SUPPLIED MATERIAL.

------------------------------------

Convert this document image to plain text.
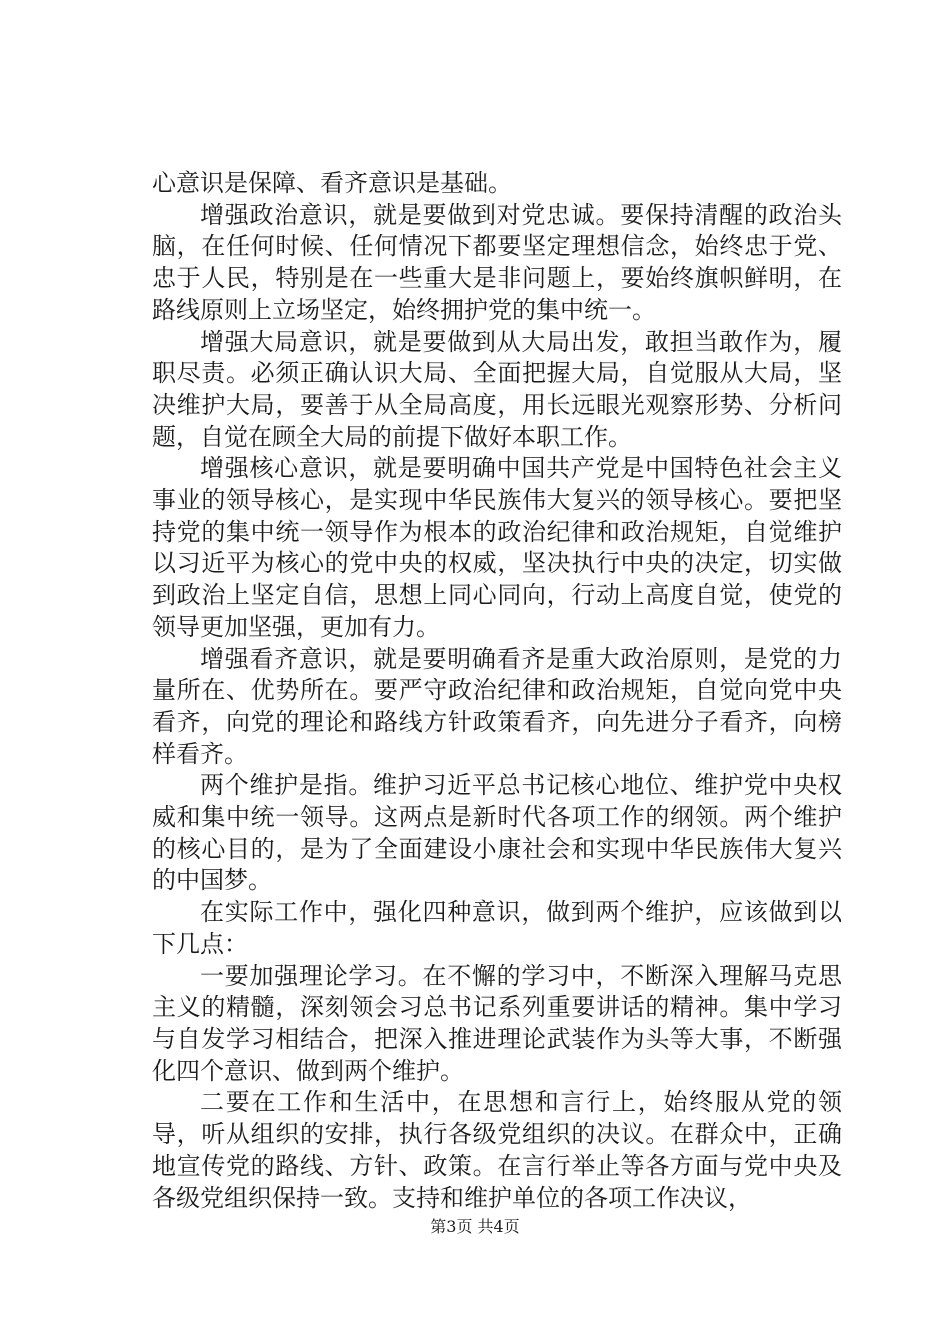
心意识是保障、看齐意识是基础。

增强政治意识，就是要做到对党忠诚。要保持清醒的政治头脑，在任何时候、任何情况下都要坚定理想信念，始终忠于党、忠于人民，特别是在一些重大是非问题上，要始终旗帜鲜明，在路线原则上立场坚定，始终拥护党的集中统一。

增强大局意识，就是要做到从大局出发，敢担当敢作为，履职尽责。必须正确认识大局、全面把握大局，自觉服从大局，坚决维护大局，要善于从全局高度，用长远眼光观察形势、分析问题，自觉在顾全大局的前提下做好本职工作。

增强核心意识，就是要明确中国共产党是中国特色社会主义事业的领导核心，是实现中华民族伟大复兴的领导核心。要把坚持党的集中统一领导作为根本的政治纪律和政治规矩，自觉维护以习近平为核心的党中央的权威，坚决执行中央的决定，切实做到政治上坚定自信，思想上同心同向，行动上高度自觉，使党的领导更加坚强，更加有力。

增强看齐意识，就是要明确看齐是重大政治原则，是党的力量所在、优势所在。要严守政治纪律和政治规矩，自觉向党中央看齐，向党的理论和路线方针政策看齐，向先进分子看齐，向榜样看齐。

两个维护是指。维护习近平总书记核心地位、维护党中央权威和集中统一领导。这两点是新时代各项工作的纲领。两个维护的核心目的，是为了全面建设小康社会和实现中华民族伟大复兴的中国梦。

在实际工作中，强化四种意识，做到两个维护，应该做到以下几点：

一要加强理论学习。在不懈的学习中，不断深入理解马克思主义的精髓，深刻领会习总书记系列重要讲话的精神。集中学习与自发学习相结合，把深入推进理论武装作为头等大事，不断强化四个意识、做到两个维护。

二要在工作和生活中，在思想和言行上，始终服从党的领导，听从组织的安排，执行各级党组织的决议。在群众中，正确地宣传党的路线、方针、政策。在言行举止等各方面与党中央及各级党组织保持一致。支持和维护单位的各项工作决议，

第3页 共4页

------------------------------------

TASK.
Collect every line above that contains the word "做到两个维护".

FULL OUTPUT.
在实际工作中，强化四种意识，做到两个维护，应该做到以下几点：
一要加强理论学习。在不懈的学习中，不断深入理解马克思主义的精髓，深刻领会习总书记系列重要讲话的精神。集中学习与自发学习相结合，把深入推进理论武装作为头等大事，不断强化四个意识、做到两个维护。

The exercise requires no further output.